Data records:

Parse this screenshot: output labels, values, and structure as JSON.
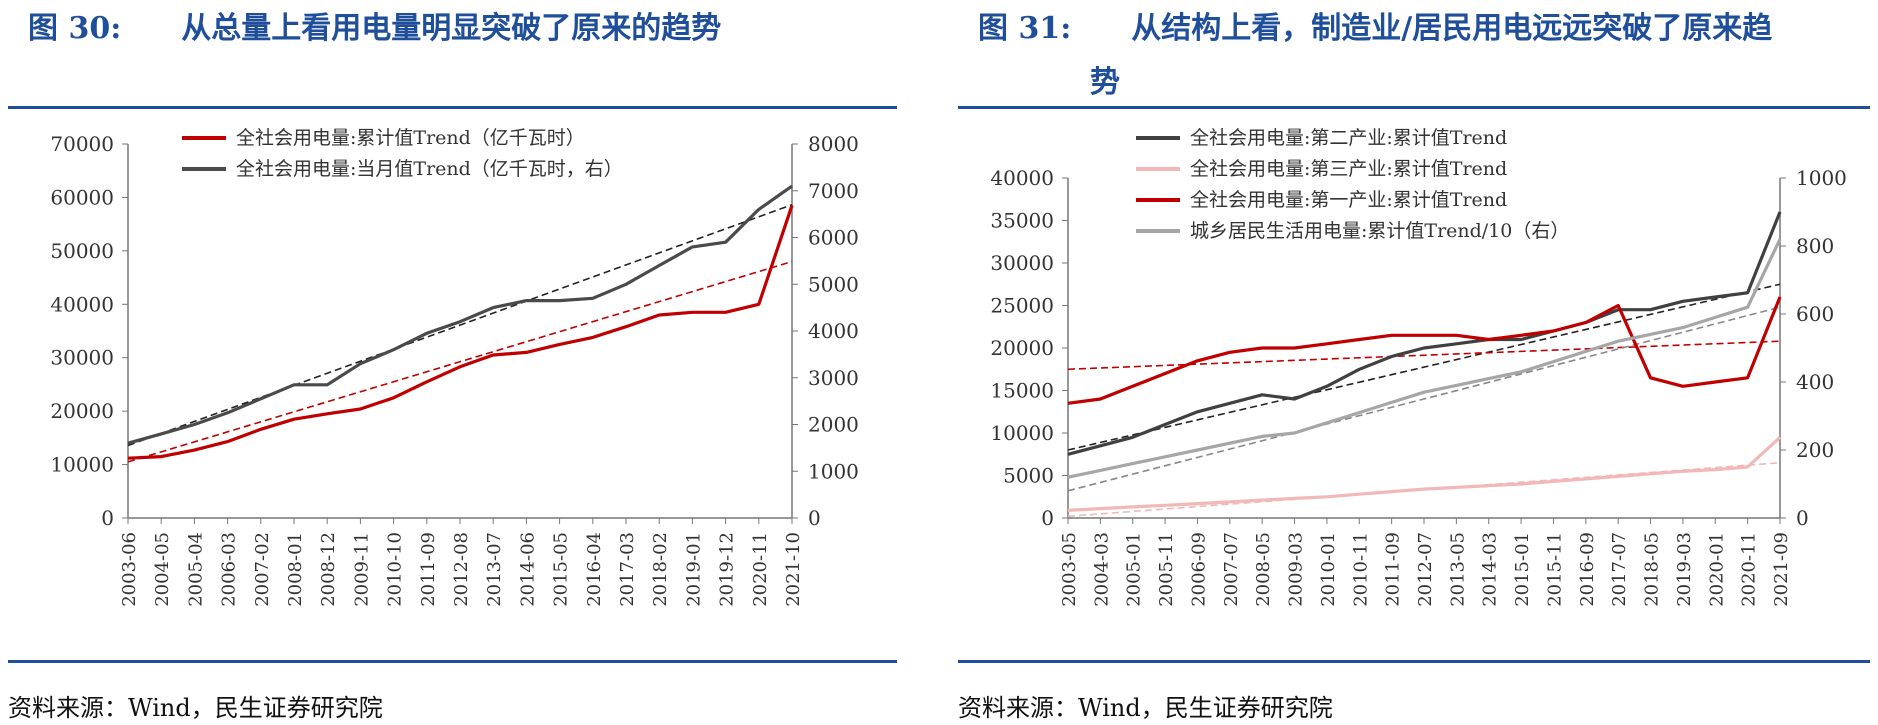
{
  "figures": [
    {
      "title_num": "图 30:",
      "title_text": "从总量上看用电量明显突破了原来的趋势",
      "title_cont": "",
      "source": "资料来源：Wind，民生证券研究院"
    },
    {
      "title_num": "图 31:",
      "title_text": "从结构上看，制造业/居民用电远远突破了原来趋",
      "title_cont": "势",
      "source": "资料来源：Wind，民生证券研究院"
    }
  ],
  "chart_data": [
    {
      "type": "line",
      "left_axis": {
        "ylim": [
          0,
          70000
        ],
        "ticks": [
          "0",
          "10000",
          "20000",
          "30000",
          "40000",
          "50000",
          "60000",
          "70000"
        ]
      },
      "right_axis": {
        "ylim": [
          0,
          8000
        ],
        "ticks": [
          "0",
          "1000",
          "2000",
          "3000",
          "4000",
          "5000",
          "6000",
          "7000",
          "8000"
        ]
      },
      "x_ticks": [
        "2003-06",
        "2004-05",
        "2005-04",
        "2006-03",
        "2007-02",
        "2008-01",
        "2008-12",
        "2009-11",
        "2010-10",
        "2011-09",
        "2012-08",
        "2013-07",
        "2014-06",
        "2015-05",
        "2016-04",
        "2017-03",
        "2018-02",
        "2019-01",
        "2019-12",
        "2020-11",
        "2021-10"
      ],
      "series": [
        {
          "name": "全社会用电量:累计值Trend（亿千瓦时）",
          "color": "#c00000",
          "axis": "left",
          "values": [
            11200,
            11500,
            12700,
            14300,
            16600,
            18500,
            19500,
            20400,
            22500,
            25500,
            28300,
            30500,
            31000,
            32500,
            33800,
            35800,
            38000,
            38500,
            38500,
            40000,
            58500
          ]
        },
        {
          "name": "全社会用电量:当月值Trend（亿千瓦时，右）",
          "color": "#4a4a4a",
          "axis": "right",
          "values": [
            1600,
            1800,
            2000,
            2250,
            2550,
            2850,
            2850,
            3300,
            3600,
            3950,
            4200,
            4500,
            4650,
            4650,
            4700,
            5000,
            5400,
            5800,
            5900,
            6600,
            7100
          ]
        }
      ],
      "trend_lines": [
        {
          "color": "#c00000",
          "axis": "left",
          "from": 10500,
          "to": 48000
        },
        {
          "color": "#222222",
          "axis": "right",
          "from": 1550,
          "to": 6700
        }
      ]
    },
    {
      "type": "line",
      "left_axis": {
        "ylim": [
          0,
          40000
        ],
        "ticks": [
          "0",
          "5000",
          "10000",
          "15000",
          "20000",
          "25000",
          "30000",
          "35000",
          "40000"
        ]
      },
      "right_axis": {
        "ylim": [
          0,
          1000
        ],
        "ticks": [
          "0",
          "200",
          "400",
          "600",
          "800",
          "1000"
        ]
      },
      "x_ticks": [
        "2003-05",
        "2004-03",
        "2005-01",
        "2005-11",
        "2006-09",
        "2007-07",
        "2008-05",
        "2009-03",
        "2010-01",
        "2010-11",
        "2011-09",
        "2012-07",
        "2013-05",
        "2014-03",
        "2015-01",
        "2015-11",
        "2016-09",
        "2017-07",
        "2018-05",
        "2019-03",
        "2020-01",
        "2020-11",
        "2021-09"
      ],
      "series": [
        {
          "name": "全社会用电量:第二产业:累计值Trend",
          "color": "#404040",
          "axis": "left",
          "values": [
            7500,
            8500,
            9500,
            11000,
            12500,
            13500,
            14500,
            14000,
            15500,
            17500,
            19000,
            20000,
            20500,
            21000,
            21000,
            22000,
            23000,
            24500,
            24500,
            25500,
            26000,
            26500,
            36000
          ]
        },
        {
          "name": "全社会用电量:第三产业:累计值Trend",
          "color": "#f2b8b8",
          "axis": "left",
          "values": [
            900,
            1100,
            1300,
            1500,
            1700,
            1900,
            2100,
            2300,
            2500,
            2800,
            3100,
            3400,
            3600,
            3800,
            4000,
            4300,
            4600,
            4900,
            5200,
            5500,
            5700,
            6000,
            9500
          ]
        },
        {
          "name": "全社会用电量:第一产业:累计值Trend",
          "color": "#c00000",
          "axis": "left",
          "values": [
            13500,
            14000,
            15500,
            17000,
            18500,
            19500,
            20000,
            20000,
            20500,
            21000,
            21500,
            21500,
            21500,
            21000,
            21500,
            22000,
            23000,
            25000,
            16500,
            15500,
            16000,
            16500,
            26000
          ]
        },
        {
          "name": "城乡居民生活用电量:累计值Trend/10（右）",
          "color": "#a6a6a6",
          "axis": "right",
          "values": [
            120,
            140,
            160,
            180,
            200,
            220,
            240,
            250,
            280,
            310,
            340,
            370,
            390,
            410,
            430,
            460,
            490,
            520,
            540,
            560,
            590,
            620,
            820
          ]
        }
      ],
      "trend_lines": [
        {
          "color": "#222222",
          "axis": "left",
          "from": 8000,
          "to": 27500
        },
        {
          "color": "#c00000",
          "axis": "left",
          "from": 17500,
          "to": 20800
        },
        {
          "color": "#f2b8b8",
          "axis": "left",
          "from": 200,
          "to": 6500
        },
        {
          "color": "#888888",
          "axis": "right",
          "from": 80,
          "to": 620
        }
      ]
    }
  ]
}
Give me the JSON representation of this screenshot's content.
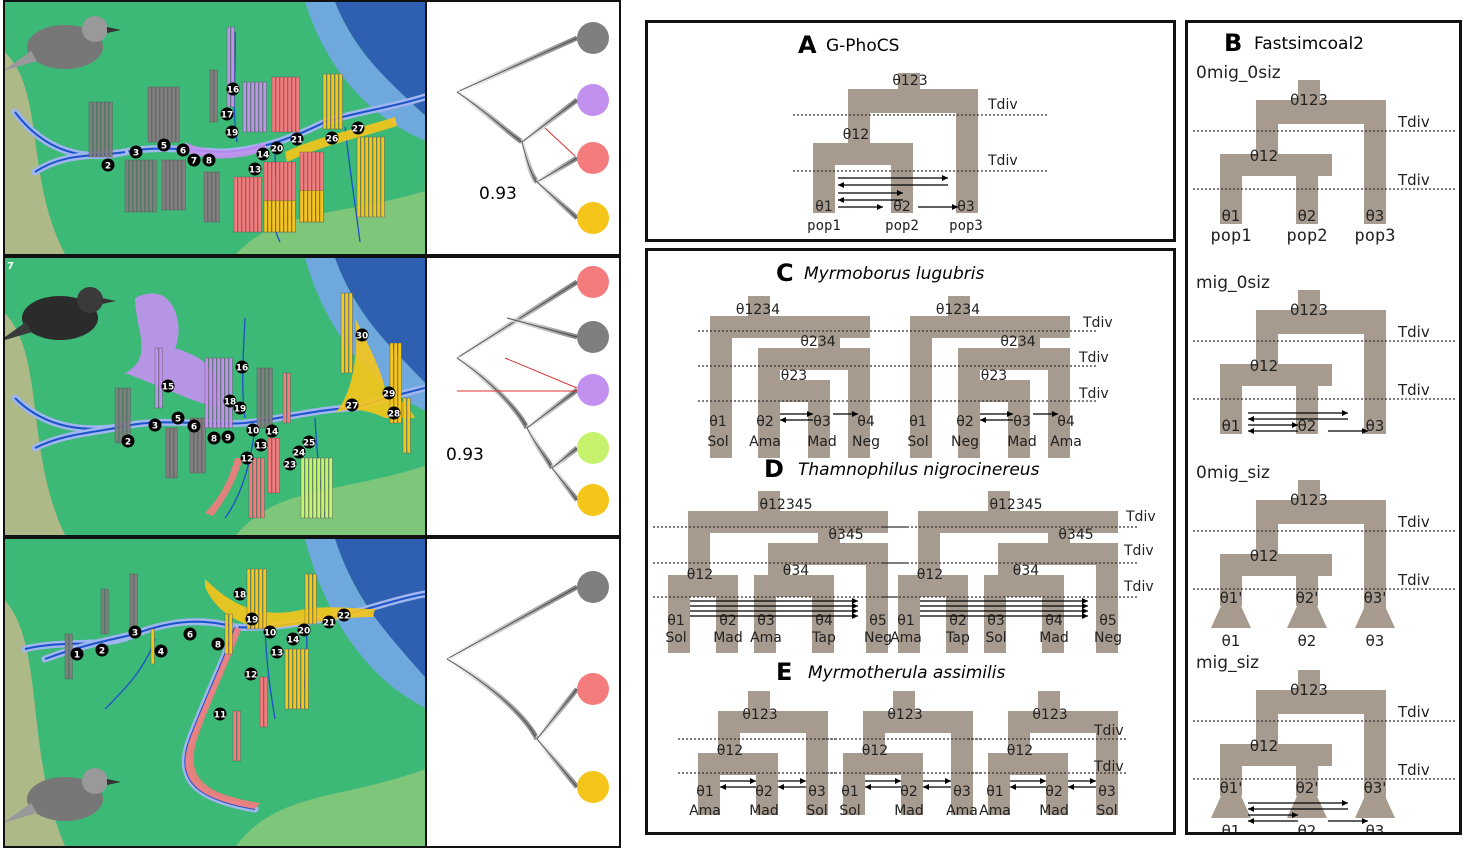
{
  "colors": {
    "grey": "#7f7f7f",
    "purple": "#c291f0",
    "red": "#f47c7c",
    "yellow": "#f6c519",
    "green": "#c6f26e",
    "ocean": "#2e5fb0",
    "land": "#3cb877",
    "box": "#a79a8e"
  },
  "maps": [
    {
      "labels": [
        "2",
        "3",
        "5",
        "6",
        "7",
        "8",
        "13",
        "14",
        "16",
        "17",
        "19",
        "20",
        "21",
        "26",
        "27"
      ]
    },
    {
      "labels": [
        "2",
        "3",
        "5",
        "6",
        "8",
        "9",
        "10",
        "12",
        "13",
        "14",
        "15",
        "16",
        "18",
        "19",
        "23",
        "24",
        "25",
        "27",
        "28",
        "29",
        "30"
      ],
      "corner": "7"
    },
    {
      "labels": [
        "1",
        "2",
        "3",
        "4",
        "6",
        "8",
        "10",
        "11",
        "12",
        "13",
        "14",
        "18",
        "19",
        "20",
        "21",
        "22"
      ]
    }
  ],
  "trees": [
    {
      "support": "0.93",
      "tips": [
        "grey",
        "purple",
        "red",
        "yellow"
      ]
    },
    {
      "support": "0.93",
      "tips": [
        "red",
        "grey",
        "purple",
        "green",
        "yellow"
      ]
    },
    {
      "tips": [
        "grey",
        "red",
        "yellow"
      ]
    }
  ],
  "panelA": {
    "letter": "A",
    "title": "G-PhoCS",
    "root": "θ123",
    "mid": "θ12",
    "tdiv": "Tdiv",
    "tips": [
      "θ1",
      "θ2",
      "θ3"
    ],
    "pops": [
      "pop1",
      "pop2",
      "pop3"
    ]
  },
  "panelB": {
    "letter": "B",
    "title": "Fastsimcoal2",
    "models": [
      {
        "name": "0mig_0siz",
        "root": "θ123",
        "mid": "θ12",
        "tips": [
          "θ1",
          "θ2",
          "θ3"
        ],
        "pops": [
          "pop1",
          "pop2",
          "pop3"
        ]
      },
      {
        "name": "mig_0siz",
        "root": "θ123",
        "mid": "θ12",
        "tips": [
          "θ1",
          "θ2",
          "θ3"
        ]
      },
      {
        "name": "0mig_siz",
        "root": "θ123",
        "mid": "θ12",
        "tips": [
          "θ1'",
          "θ2'",
          "θ3'"
        ],
        "bottom": [
          "θ1",
          "θ2",
          "θ3"
        ]
      },
      {
        "name": "mig_siz",
        "root": "θ123",
        "mid": "θ12",
        "tips": [
          "θ1'",
          "θ2'",
          "θ3'"
        ],
        "bottom": [
          "θ1",
          "θ2",
          "θ3"
        ]
      }
    ],
    "tdiv": "Tdiv"
  },
  "panelC": {
    "letter": "C",
    "species": "Myrmoborus lugubris",
    "tdiv": "Tdiv",
    "nodes": [
      "θ1234",
      "θ234",
      "θ23"
    ],
    "tips": [
      "θ1",
      "θ2",
      "θ3",
      "θ4"
    ],
    "popsLeft": [
      "Sol",
      "Ama",
      "Mad",
      "Neg"
    ],
    "popsRight": [
      "Sol",
      "Neg",
      "Mad",
      "Ama"
    ]
  },
  "panelD": {
    "letter": "D",
    "species": "Thamnophilus nigrocinereus",
    "tdiv": "Tdiv",
    "nodes": [
      "θ12345",
      "θ345",
      "θ12",
      "θ34"
    ],
    "tips": [
      "θ1",
      "θ2",
      "θ3",
      "θ4",
      "θ5"
    ],
    "popsLeft": [
      "Sol",
      "Mad",
      "Ama",
      "Tap",
      "Neg"
    ],
    "popsRight": [
      "Ama",
      "Tap",
      "Sol",
      "Mad",
      "Neg"
    ]
  },
  "panelE": {
    "letter": "E",
    "species": "Myrmotherula assimilis",
    "tdiv": "Tdiv",
    "nodes": [
      "θ123",
      "θ12"
    ],
    "tips": [
      "θ1",
      "θ2",
      "θ3"
    ],
    "pops": [
      [
        "Ama",
        "Mad",
        "Sol"
      ],
      [
        "Sol",
        "Mad",
        "Ama"
      ],
      [
        "Ama",
        "Mad",
        "Sol"
      ]
    ]
  }
}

_TASK TO COMPLETE_:
Check each line above for the word "letter", and copy the lines where it appears.

_FULL SOLUTION_:
    "letter": "A",
    "letter": "B",
    "letter": "C",
    "letter": "D",
    "letter": "E",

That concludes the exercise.